_What the task requires_
The records that follow are to be repeated without alteration.

_Rows_
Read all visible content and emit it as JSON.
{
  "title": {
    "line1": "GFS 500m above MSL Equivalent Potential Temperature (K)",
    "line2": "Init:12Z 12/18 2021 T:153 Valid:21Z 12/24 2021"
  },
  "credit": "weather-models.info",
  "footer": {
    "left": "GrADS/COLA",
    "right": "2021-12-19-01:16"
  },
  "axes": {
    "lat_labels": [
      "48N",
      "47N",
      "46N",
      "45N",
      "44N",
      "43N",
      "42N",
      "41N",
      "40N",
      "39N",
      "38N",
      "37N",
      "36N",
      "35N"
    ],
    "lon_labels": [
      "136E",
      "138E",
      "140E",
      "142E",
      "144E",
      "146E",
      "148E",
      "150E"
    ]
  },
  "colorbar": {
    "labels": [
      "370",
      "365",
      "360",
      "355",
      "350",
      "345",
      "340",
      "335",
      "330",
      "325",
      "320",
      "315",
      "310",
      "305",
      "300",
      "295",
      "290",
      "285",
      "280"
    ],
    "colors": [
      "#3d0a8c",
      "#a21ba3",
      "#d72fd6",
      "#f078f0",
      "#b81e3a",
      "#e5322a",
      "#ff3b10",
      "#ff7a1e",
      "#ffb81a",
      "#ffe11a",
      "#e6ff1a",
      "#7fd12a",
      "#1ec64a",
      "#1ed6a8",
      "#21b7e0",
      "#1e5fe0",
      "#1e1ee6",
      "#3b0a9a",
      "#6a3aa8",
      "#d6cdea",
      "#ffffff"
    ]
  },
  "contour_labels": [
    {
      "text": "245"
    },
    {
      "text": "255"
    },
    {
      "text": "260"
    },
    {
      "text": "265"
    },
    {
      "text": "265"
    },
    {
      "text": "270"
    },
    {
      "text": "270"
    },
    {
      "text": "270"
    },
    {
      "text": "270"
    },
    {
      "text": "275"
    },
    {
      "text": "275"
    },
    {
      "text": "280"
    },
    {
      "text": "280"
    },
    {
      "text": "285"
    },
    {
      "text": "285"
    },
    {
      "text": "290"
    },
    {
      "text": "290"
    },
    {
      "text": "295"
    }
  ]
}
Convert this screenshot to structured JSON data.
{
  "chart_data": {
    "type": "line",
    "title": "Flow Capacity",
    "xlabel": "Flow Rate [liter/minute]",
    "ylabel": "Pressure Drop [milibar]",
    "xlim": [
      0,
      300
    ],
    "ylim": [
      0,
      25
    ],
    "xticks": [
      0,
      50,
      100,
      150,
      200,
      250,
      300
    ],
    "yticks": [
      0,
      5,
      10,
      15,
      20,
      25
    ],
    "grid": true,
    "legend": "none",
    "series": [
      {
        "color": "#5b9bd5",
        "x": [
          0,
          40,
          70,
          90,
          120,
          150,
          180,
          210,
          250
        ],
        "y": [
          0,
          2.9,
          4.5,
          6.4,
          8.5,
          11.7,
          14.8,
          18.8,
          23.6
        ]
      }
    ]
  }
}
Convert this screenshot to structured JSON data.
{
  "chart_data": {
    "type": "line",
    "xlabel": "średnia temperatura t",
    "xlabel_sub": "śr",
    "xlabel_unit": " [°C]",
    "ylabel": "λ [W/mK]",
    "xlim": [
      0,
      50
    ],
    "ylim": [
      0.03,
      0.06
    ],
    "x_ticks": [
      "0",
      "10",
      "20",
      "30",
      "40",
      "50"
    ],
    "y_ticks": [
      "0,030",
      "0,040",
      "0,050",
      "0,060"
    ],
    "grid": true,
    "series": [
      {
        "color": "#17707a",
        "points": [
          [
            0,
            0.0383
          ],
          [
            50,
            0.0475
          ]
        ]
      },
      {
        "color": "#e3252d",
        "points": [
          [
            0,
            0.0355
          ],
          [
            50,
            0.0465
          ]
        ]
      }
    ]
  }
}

_Exercise output_
Read all visible content and emit it as JSON.
{
  "title": {
    "line1": "GFS 500m above MSL Equivalent Potential Temperature (K)",
    "line2": "Init:12Z 12/18 2021 T:153 Valid:21Z 12/24 2021"
  },
  "credit": "weather-models.info",
  "footer": {
    "left": "GrADS/COLA",
    "right": "2021-12-19-01:16"
  },
  "axes": {
    "lat_labels": [
      "48N",
      "47N",
      "46N",
      "45N",
      "44N",
      "43N",
      "42N",
      "41N",
      "40N",
      "39N",
      "38N",
      "37N",
      "36N",
      "35N"
    ],
    "lon_labels": [
      "136E",
      "138E",
      "140E",
      "142E",
      "144E",
      "146E",
      "148E",
      "150E"
    ]
  },
  "colorbar": {
    "labels": [
      "370",
      "365",
      "360",
      "355",
      "350",
      "345",
      "340",
      "335",
      "330",
      "325",
      "320",
      "315",
      "310",
      "305",
      "300",
      "295",
      "290",
      "285",
      "280"
    ],
    "colors": [
      "#3d0a8c",
      "#a21ba3",
      "#d72fd6",
      "#f078f0",
      "#b81e3a",
      "#e5322a",
      "#ff3b10",
      "#ff7a1e",
      "#ffb81a",
      "#ffe11a",
      "#e6ff1a",
      "#7fd12a",
      "#1ec64a",
      "#1ed6a8",
      "#21b7e0",
      "#1e5fe0",
      "#1e1ee6",
      "#3b0a9a",
      "#6a3aa8",
      "#d6cdea",
      "#ffffff"
    ]
  },
  "contour_labels": [
    {
      "text": "245"
    },
    {
      "text": "255"
    },
    {
      "text": "260"
    },
    {
      "text": "265"
    },
    {
      "text": "265"
    },
    {
      "text": "270"
    },
    {
      "text": "270"
    },
    {
      "text": "270"
    },
    {
      "text": "270"
    },
    {
      "text": "275"
    },
    {
      "text": "275"
    },
    {
      "text": "280"
    },
    {
      "text": "280"
    },
    {
      "text": "285"
    },
    {
      "text": "285"
    },
    {
      "text": "290"
    },
    {
      "text": "290"
    },
    {
      "text": "295"
    }
  ]
}
Convert this screenshot to structured JSON data.
{
  "chart_data": {
    "type": "line",
    "title": "Flow Capacity",
    "xlabel": "Flow Rate [liter/minute]",
    "ylabel": "Pressure Drop [milibar]",
    "xlim": [
      0,
      300
    ],
    "ylim": [
      0,
      25
    ],
    "xticks": [
      0,
      50,
      100,
      150,
      200,
      250,
      300
    ],
    "yticks": [
      0,
      5,
      10,
      15,
      20,
      25
    ],
    "grid": true,
    "legend": "none",
    "series": [
      {
        "color": "#5b9bd5",
        "x": [
          0,
          40,
          70,
          90,
          120,
          150,
          180,
          210,
          250
        ],
        "y": [
          0,
          2.9,
          4.5,
          6.4,
          8.5,
          11.7,
          14.8,
          18.8,
          23.6
        ]
      }
    ]
  }
}
Convert this screenshot to structured JSON data.
{
  "chart_data": {
    "type": "line",
    "xlabel": "średnia temperatura t",
    "xlabel_sub": "śr",
    "xlabel_unit": " [°C]",
    "ylabel": "λ [W/mK]",
    "xlim": [
      0,
      50
    ],
    "ylim": [
      0.03,
      0.06
    ],
    "x_ticks": [
      "0",
      "10",
      "20",
      "30",
      "40",
      "50"
    ],
    "y_ticks": [
      "0,030",
      "0,040",
      "0,050",
      "0,060"
    ],
    "grid": true,
    "series": [
      {
        "color": "#17707a",
        "points": [
          [
            0,
            0.0383
          ],
          [
            50,
            0.0475
          ]
        ]
      },
      {
        "color": "#e3252d",
        "points": [
          [
            0,
            0.0355
          ],
          [
            50,
            0.0465
          ]
        ]
      }
    ]
  }
}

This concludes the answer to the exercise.